From the listing that follows, output everything exactly except the pictures.

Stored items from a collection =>
◆ ◆ ◆ ◆

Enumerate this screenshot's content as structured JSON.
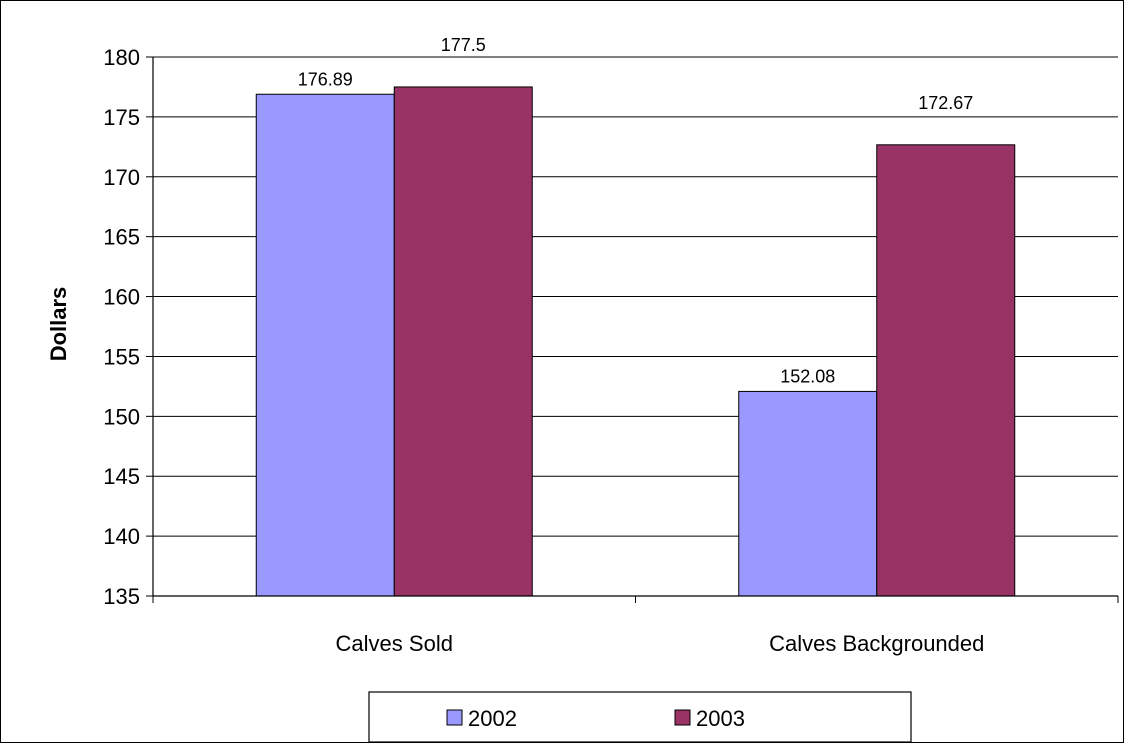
{
  "chart_data": {
    "type": "bar",
    "title": "",
    "xlabel": "",
    "ylabel": "Dollars",
    "categories": [
      "Calves Sold",
      "Calves Backgrounded"
    ],
    "series": [
      {
        "name": "2002",
        "values": [
          176.89,
          152.08
        ],
        "labels": [
          "176.89",
          "152.08"
        ],
        "color": "#9999ff"
      },
      {
        "name": "2003",
        "values": [
          177.5,
          172.67
        ],
        "labels": [
          "177.5",
          "172.67"
        ],
        "color": "#993366"
      }
    ],
    "ylim": [
      135,
      180
    ],
    "yticks": [
      135,
      140,
      145,
      150,
      155,
      160,
      165,
      170,
      175,
      180
    ],
    "grid": true,
    "legend_position": "bottom"
  }
}
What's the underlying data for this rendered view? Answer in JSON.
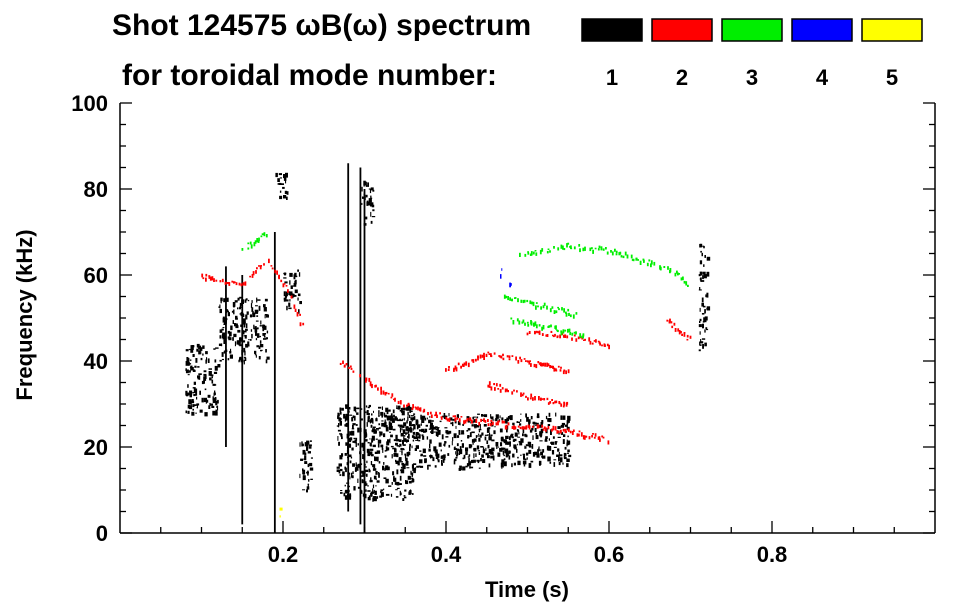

◆ ◆ ◆ ◆

WORKED ANSWER =>
Enumerate this screenshot's content as structured JSON.
{
  "chart_data": {
    "type": "bar",
    "title": "",
    "xlabel": "",
    "ylabel": "Dollars",
    "categories": [
      "Calves Sold",
      "Calves Backgrounded"
    ],
    "series": [
      {
        "name": "2002",
        "values": [
          176.89,
          152.08
        ],
        "labels": [
          "176.89",
          "152.08"
        ],
        "color": "#9999ff"
      },
      {
        "name": "2003",
        "values": [
          177.5,
          172.67
        ],
        "labels": [
          "177.5",
          "172.67"
        ],
        "color": "#993366"
      }
    ],
    "ylim": [
      135,
      180
    ],
    "yticks": [
      135,
      140,
      145,
      150,
      155,
      160,
      165,
      170,
      175,
      180
    ],
    "grid": true,
    "legend_position": "bottom"
  }
}
What's the underlying data for this rendered view? Answer in JSON.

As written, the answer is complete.